Task prompt
Restate each line of the listing exactly, without carrying over any pictures.

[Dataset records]
►
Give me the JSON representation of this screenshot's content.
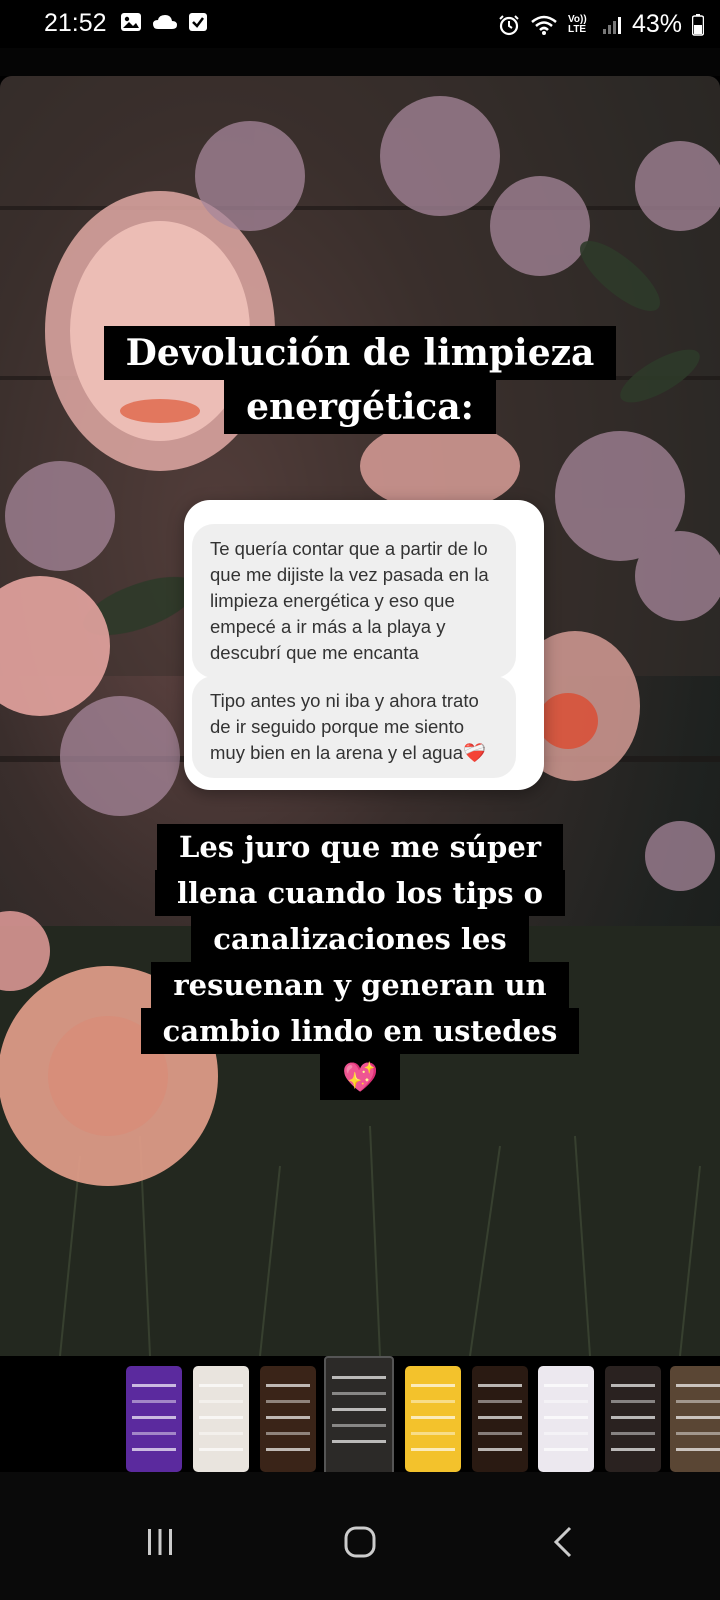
{
  "status_bar": {
    "time": "21:52",
    "battery_percent": "43%",
    "left_icons": [
      "gallery-icon",
      "cloud-icon",
      "check-box-icon"
    ],
    "right_icons": [
      "alarm-icon",
      "wifi-icon",
      "volte-icon",
      "signal-icon",
      "battery-icon"
    ],
    "volte_label": "Vo)) LTE"
  },
  "story": {
    "title_lines": [
      "Devolución de limpieza",
      "energética:"
    ],
    "messages": [
      "Te quería contar que a partir de lo que me dijiste la vez pasada en la limpieza energética y eso que empecé a ir más a la playa y descubrí que me encanta",
      "Tipo antes yo ni iba y ahora trato de ir seguido porque me siento muy bien en la arena y el agua❤️‍🩹"
    ],
    "body_lines": [
      "Les juro que me súper",
      "llena cuando los tips o",
      "canalizaciones les",
      "resuenan y generan un",
      "cambio lindo en ustedes",
      "💖"
    ]
  },
  "thumbnails": {
    "items": [
      {
        "color": "#5b2a9e",
        "active": false
      },
      {
        "color": "#e9e4de",
        "active": false
      },
      {
        "color": "#3a2418",
        "active": false
      },
      {
        "color": "#2c2a28",
        "active": true
      },
      {
        "color": "#f3c22c",
        "active": false
      },
      {
        "color": "#2a1a12",
        "active": false
      },
      {
        "color": "#ece8ef",
        "active": false
      },
      {
        "color": "#2a2220",
        "active": false
      },
      {
        "color": "#5a4634",
        "active": false
      }
    ]
  },
  "nav_bar": {
    "buttons": [
      "recent-apps-icon",
      "home-icon",
      "back-icon"
    ]
  }
}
◄
The response
Give me the JSON representation of this screenshot's content.
{
  "status_bar": {
    "time": "21:52",
    "battery_percent": "43%",
    "left_icons": [
      "gallery-icon",
      "cloud-icon",
      "check-box-icon"
    ],
    "right_icons": [
      "alarm-icon",
      "wifi-icon",
      "volte-icon",
      "signal-icon",
      "battery-icon"
    ],
    "volte_label": "Vo)) LTE"
  },
  "story": {
    "title_lines": [
      "Devolución de limpieza",
      "energética:"
    ],
    "messages": [
      "Te quería contar que a partir de lo que me dijiste la vez pasada en la limpieza energética y eso que empecé a ir más a la playa y descubrí que me encanta",
      "Tipo antes yo ni iba y ahora trato de ir seguido porque me siento muy bien en la arena y el agua❤️‍🩹"
    ],
    "body_lines": [
      "Les juro que me súper",
      "llena cuando los tips o",
      "canalizaciones les",
      "resuenan y generan un",
      "cambio lindo en ustedes",
      "💖"
    ]
  },
  "thumbnails": {
    "items": [
      {
        "color": "#5b2a9e",
        "active": false
      },
      {
        "color": "#e9e4de",
        "active": false
      },
      {
        "color": "#3a2418",
        "active": false
      },
      {
        "color": "#2c2a28",
        "active": true
      },
      {
        "color": "#f3c22c",
        "active": false
      },
      {
        "color": "#2a1a12",
        "active": false
      },
      {
        "color": "#ece8ef",
        "active": false
      },
      {
        "color": "#2a2220",
        "active": false
      },
      {
        "color": "#5a4634",
        "active": false
      }
    ]
  },
  "nav_bar": {
    "buttons": [
      "recent-apps-icon",
      "home-icon",
      "back-icon"
    ]
  }
}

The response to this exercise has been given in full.